- EXTRACTED INFORMATION:
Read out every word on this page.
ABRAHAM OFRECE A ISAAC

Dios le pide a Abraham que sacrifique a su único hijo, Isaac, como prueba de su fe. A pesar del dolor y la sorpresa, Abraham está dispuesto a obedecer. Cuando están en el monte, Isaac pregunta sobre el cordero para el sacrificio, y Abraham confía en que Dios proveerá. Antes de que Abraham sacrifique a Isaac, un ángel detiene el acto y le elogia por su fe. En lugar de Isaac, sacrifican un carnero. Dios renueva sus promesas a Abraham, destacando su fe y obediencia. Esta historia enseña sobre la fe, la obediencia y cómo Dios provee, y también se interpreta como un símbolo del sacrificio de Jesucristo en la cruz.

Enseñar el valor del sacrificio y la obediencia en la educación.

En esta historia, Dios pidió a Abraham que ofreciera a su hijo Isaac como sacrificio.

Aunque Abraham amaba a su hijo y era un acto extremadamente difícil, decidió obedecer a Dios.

==

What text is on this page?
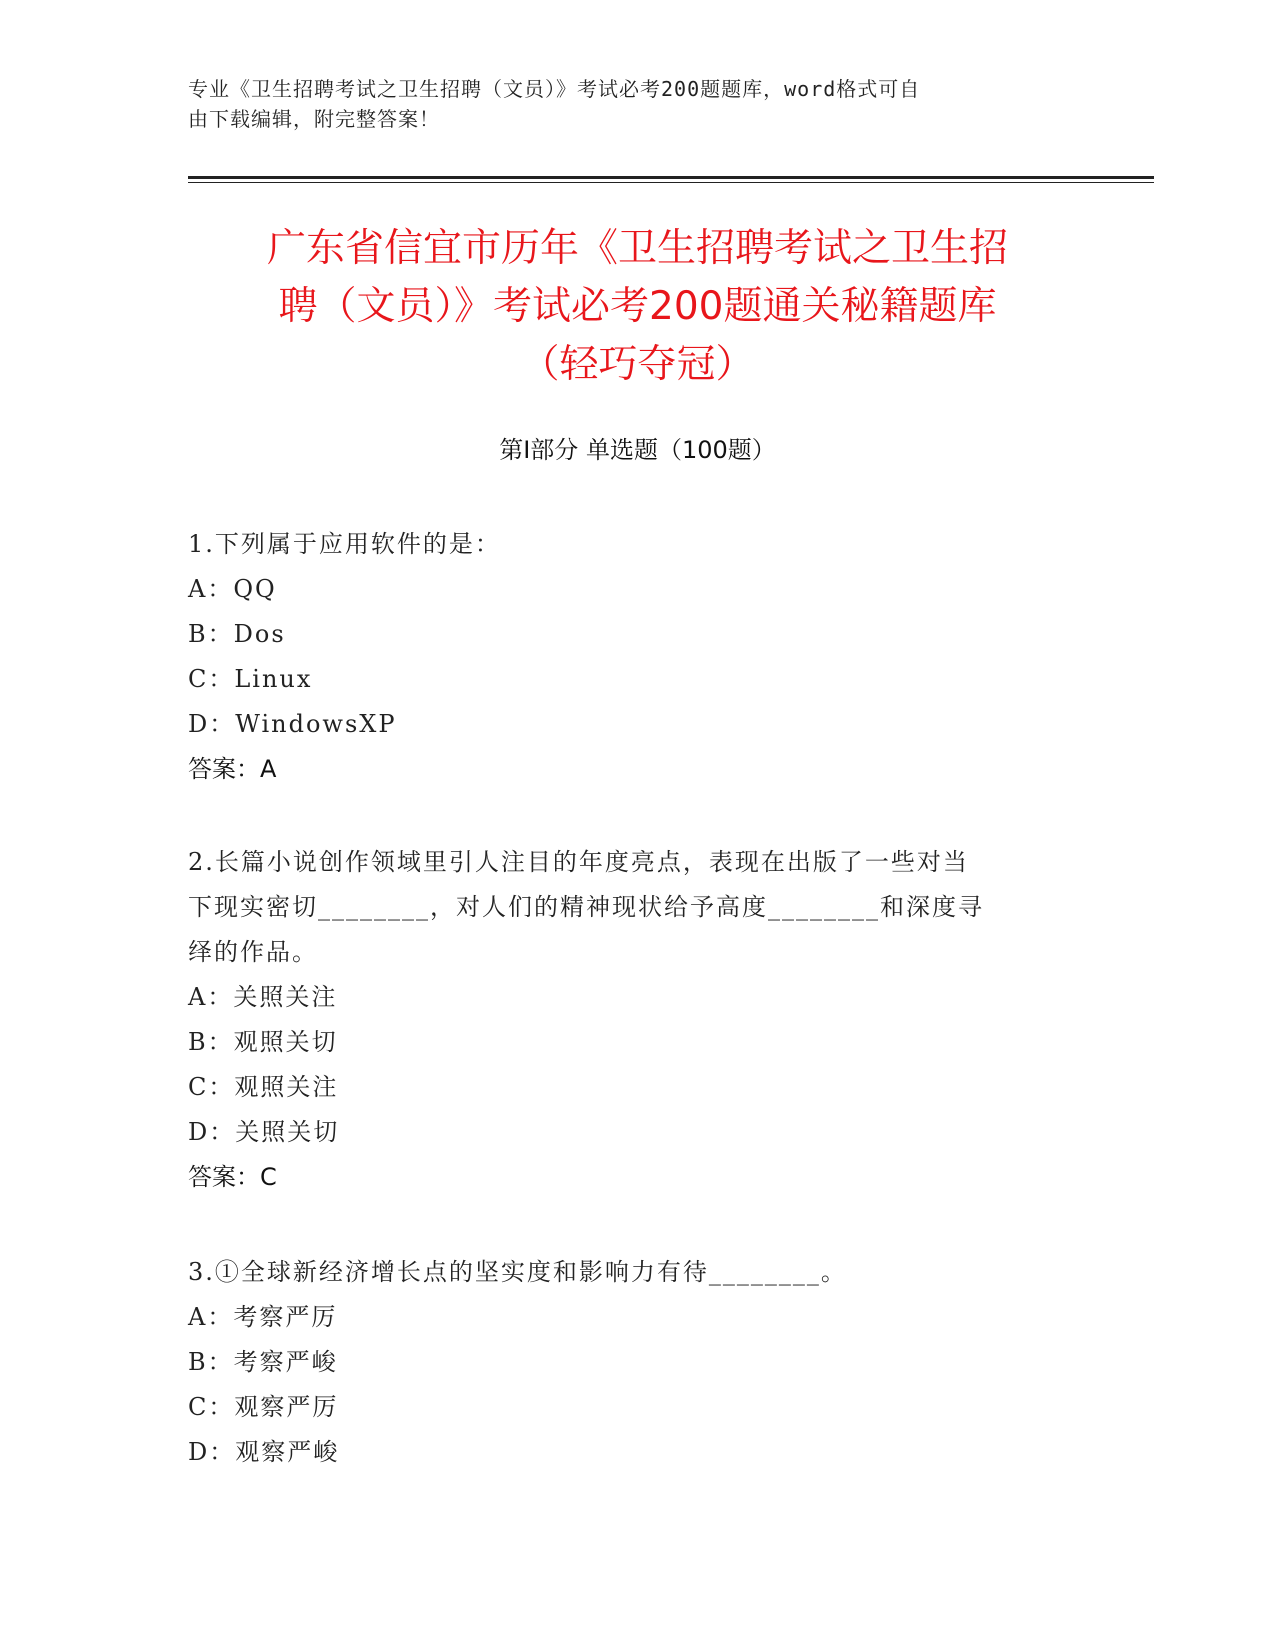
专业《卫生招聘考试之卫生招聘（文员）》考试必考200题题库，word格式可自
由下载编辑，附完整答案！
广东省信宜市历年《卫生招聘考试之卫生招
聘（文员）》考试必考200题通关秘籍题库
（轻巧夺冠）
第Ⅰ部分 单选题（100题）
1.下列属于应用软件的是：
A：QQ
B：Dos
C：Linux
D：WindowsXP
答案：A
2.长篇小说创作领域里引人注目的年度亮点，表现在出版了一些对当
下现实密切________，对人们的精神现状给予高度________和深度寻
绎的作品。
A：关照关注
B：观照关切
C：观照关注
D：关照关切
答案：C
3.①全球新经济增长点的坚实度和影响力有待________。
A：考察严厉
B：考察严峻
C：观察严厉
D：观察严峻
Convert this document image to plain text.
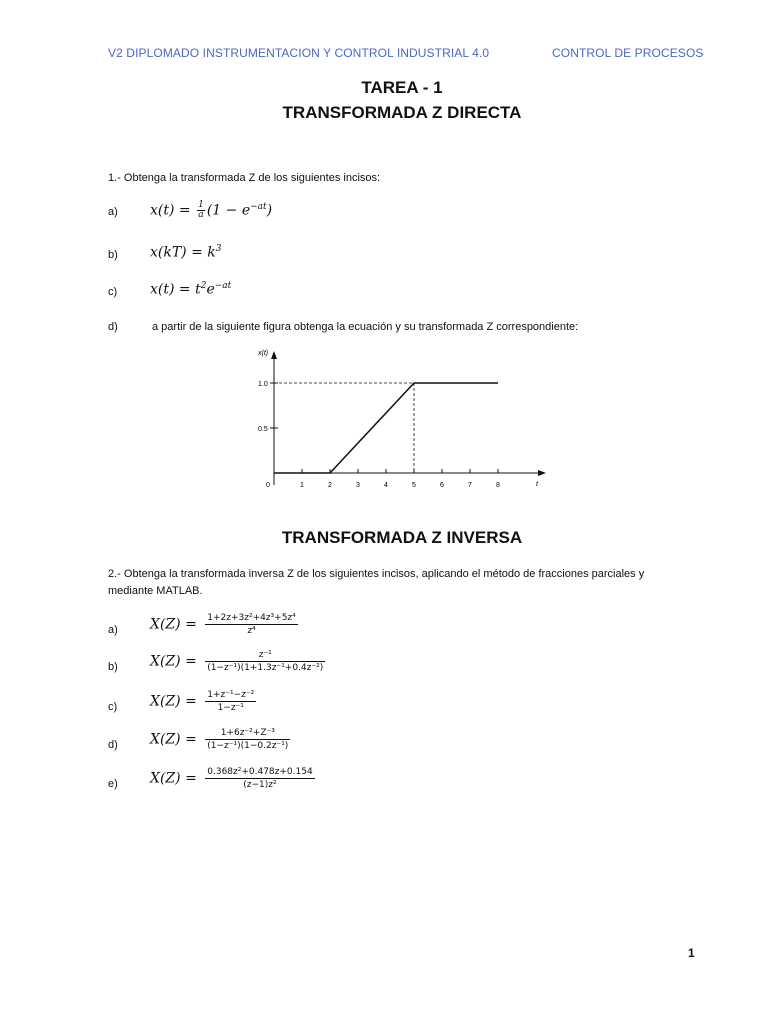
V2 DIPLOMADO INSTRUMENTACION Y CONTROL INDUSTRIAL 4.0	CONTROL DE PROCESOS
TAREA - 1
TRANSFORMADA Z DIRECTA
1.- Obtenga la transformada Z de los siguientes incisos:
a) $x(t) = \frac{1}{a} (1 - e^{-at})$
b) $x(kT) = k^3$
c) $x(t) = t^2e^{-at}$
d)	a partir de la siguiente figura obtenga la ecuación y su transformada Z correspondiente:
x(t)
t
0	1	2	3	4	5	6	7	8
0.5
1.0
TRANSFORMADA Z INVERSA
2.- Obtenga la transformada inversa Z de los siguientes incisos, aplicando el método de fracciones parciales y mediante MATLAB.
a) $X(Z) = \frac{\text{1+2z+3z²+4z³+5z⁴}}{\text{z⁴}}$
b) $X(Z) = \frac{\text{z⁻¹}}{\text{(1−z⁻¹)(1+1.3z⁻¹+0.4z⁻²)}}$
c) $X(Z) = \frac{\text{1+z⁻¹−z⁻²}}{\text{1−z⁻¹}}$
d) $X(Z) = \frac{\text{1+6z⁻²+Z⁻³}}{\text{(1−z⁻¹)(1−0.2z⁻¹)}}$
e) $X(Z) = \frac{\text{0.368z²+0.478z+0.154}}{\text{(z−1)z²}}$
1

- GIVEN REQUEST: Show the lines of the data that hold the word "acto".

- TASK ANSWER:
Dios le pide a Abraham que sacrifique a su único hijo, Isaac, como prueba de su fe. A pesar del dolor y la sorpresa, Abraham está dispuesto a obedecer. Cuando están en el monte, Isaac pregunta sobre el cordero para el sacrificio, y Abraham confía en que Dios proveerá. Antes de que Abraham sacrifique a Isaac, un ángel detiene el acto y le elogia por su fe. En lugar de Isaac, sacrifican un carnero. Dios renueva sus promesas a Abraham, destacando su fe y obediencia. Esta historia enseña sobre la fe, la obediencia y cómo Dios provee, y también se interpreta como un símbolo del sacrificio de Jesucristo en la cruz.
Aunque Abraham amaba a su hijo y era un acto extremadamente difícil, decidió obedecer a Dios.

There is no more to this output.